Task prompt >> Return each line holding the string "best".

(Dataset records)

[start]

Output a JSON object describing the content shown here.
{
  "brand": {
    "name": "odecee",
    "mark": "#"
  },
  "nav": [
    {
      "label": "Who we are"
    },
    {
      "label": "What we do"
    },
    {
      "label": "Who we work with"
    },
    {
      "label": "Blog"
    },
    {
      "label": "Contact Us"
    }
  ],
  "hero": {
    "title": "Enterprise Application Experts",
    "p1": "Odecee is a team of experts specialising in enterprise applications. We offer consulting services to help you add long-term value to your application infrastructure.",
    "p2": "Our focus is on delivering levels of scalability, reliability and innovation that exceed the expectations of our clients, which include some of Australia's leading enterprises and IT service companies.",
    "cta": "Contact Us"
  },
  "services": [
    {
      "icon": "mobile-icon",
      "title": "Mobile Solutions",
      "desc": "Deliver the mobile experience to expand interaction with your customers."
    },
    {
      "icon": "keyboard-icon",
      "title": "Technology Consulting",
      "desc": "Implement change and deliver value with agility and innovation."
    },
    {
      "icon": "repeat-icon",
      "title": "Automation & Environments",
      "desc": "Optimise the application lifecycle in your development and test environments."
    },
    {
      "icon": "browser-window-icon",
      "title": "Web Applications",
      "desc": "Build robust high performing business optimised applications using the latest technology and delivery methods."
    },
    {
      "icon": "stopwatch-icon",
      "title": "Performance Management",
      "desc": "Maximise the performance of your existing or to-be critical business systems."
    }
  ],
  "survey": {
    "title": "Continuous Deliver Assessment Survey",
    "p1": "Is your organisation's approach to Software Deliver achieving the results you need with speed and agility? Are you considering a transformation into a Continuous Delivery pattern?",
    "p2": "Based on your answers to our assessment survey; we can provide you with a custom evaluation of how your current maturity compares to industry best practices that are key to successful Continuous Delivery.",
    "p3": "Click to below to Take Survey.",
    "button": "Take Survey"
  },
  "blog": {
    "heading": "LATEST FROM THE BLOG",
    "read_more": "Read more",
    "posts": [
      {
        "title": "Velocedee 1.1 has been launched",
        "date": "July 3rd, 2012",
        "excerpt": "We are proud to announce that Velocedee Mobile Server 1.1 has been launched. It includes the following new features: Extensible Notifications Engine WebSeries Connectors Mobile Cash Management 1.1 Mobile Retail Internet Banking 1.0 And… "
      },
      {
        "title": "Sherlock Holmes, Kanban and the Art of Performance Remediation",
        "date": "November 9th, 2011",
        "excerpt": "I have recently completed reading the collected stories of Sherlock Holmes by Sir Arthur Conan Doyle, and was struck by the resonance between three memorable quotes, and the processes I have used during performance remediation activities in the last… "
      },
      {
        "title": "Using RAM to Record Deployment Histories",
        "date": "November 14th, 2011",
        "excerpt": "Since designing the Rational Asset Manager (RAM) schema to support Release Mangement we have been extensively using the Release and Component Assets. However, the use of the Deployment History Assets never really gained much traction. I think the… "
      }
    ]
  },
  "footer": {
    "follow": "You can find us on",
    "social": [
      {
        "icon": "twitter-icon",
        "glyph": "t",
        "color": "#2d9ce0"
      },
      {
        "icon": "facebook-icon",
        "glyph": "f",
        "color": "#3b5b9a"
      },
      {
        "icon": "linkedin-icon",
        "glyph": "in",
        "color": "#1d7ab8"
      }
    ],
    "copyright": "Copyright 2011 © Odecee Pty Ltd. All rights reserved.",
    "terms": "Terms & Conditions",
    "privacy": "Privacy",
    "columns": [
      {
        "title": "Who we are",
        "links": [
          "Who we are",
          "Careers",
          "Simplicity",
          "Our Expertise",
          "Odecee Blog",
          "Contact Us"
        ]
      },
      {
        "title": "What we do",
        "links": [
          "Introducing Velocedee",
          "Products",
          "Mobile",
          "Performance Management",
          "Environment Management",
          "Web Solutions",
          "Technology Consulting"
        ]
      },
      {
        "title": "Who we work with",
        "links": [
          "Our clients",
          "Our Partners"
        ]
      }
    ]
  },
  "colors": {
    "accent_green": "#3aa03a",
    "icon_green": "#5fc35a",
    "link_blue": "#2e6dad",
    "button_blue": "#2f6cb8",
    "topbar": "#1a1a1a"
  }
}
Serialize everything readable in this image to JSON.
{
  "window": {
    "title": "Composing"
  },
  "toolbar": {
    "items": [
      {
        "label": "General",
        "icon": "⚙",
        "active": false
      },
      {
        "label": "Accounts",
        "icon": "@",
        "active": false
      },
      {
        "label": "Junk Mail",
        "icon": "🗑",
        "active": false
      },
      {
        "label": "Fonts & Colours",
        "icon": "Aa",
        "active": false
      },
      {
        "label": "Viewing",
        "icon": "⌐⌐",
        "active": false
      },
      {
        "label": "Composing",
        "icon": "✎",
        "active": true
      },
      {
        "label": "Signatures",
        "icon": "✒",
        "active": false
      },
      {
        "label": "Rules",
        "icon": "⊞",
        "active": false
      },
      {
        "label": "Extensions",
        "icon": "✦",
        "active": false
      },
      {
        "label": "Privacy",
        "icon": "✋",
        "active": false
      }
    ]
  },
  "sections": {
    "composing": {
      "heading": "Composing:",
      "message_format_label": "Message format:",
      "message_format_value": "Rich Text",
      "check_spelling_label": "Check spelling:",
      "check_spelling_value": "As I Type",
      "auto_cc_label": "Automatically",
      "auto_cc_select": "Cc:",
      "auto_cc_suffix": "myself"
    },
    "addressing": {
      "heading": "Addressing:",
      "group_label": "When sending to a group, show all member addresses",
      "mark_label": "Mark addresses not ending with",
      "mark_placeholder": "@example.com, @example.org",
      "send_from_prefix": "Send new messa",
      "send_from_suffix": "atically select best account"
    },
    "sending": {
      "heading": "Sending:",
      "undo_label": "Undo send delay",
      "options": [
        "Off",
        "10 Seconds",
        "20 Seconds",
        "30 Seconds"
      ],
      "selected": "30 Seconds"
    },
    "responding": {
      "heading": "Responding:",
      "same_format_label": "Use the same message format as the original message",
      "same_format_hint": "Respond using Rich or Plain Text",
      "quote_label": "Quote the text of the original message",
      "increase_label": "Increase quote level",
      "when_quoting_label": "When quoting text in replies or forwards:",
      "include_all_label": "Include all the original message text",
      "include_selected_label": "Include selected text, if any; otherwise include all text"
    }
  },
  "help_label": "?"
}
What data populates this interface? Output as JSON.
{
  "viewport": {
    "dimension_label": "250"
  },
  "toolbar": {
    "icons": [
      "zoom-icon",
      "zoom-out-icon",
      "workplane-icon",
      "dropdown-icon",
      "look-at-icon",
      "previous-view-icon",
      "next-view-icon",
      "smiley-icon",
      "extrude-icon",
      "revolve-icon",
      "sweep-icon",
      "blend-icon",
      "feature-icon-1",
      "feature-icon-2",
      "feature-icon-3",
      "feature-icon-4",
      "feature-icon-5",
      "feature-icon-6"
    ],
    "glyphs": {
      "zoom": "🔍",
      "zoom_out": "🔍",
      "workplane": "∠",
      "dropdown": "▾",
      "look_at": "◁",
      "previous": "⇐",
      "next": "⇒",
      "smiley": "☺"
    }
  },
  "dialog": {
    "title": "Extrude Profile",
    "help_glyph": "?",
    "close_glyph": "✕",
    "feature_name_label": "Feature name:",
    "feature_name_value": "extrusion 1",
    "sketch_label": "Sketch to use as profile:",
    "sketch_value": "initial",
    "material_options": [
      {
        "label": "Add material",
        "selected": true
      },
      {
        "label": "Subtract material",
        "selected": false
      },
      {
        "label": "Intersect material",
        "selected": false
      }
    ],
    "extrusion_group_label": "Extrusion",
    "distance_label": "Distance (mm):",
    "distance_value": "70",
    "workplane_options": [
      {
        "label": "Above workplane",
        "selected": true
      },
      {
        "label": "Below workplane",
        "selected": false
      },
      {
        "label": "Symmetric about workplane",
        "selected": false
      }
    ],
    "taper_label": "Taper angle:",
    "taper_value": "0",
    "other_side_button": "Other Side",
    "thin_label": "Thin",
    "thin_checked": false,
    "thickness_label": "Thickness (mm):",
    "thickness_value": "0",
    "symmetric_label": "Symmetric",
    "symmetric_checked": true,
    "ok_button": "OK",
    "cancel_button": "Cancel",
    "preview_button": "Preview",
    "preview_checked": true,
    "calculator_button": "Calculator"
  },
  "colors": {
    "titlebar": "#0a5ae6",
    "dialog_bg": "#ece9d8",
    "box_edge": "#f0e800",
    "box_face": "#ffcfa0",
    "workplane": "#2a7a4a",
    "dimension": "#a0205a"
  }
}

[end]

Written reply >>
    "p2": "Based on your answers to our assessment survey; we can provide you with a custom evaluation of how your current maturity compares to industry best practices that are key to successful Continuous Delivery.",
      "send_from_suffix": "atically select best account"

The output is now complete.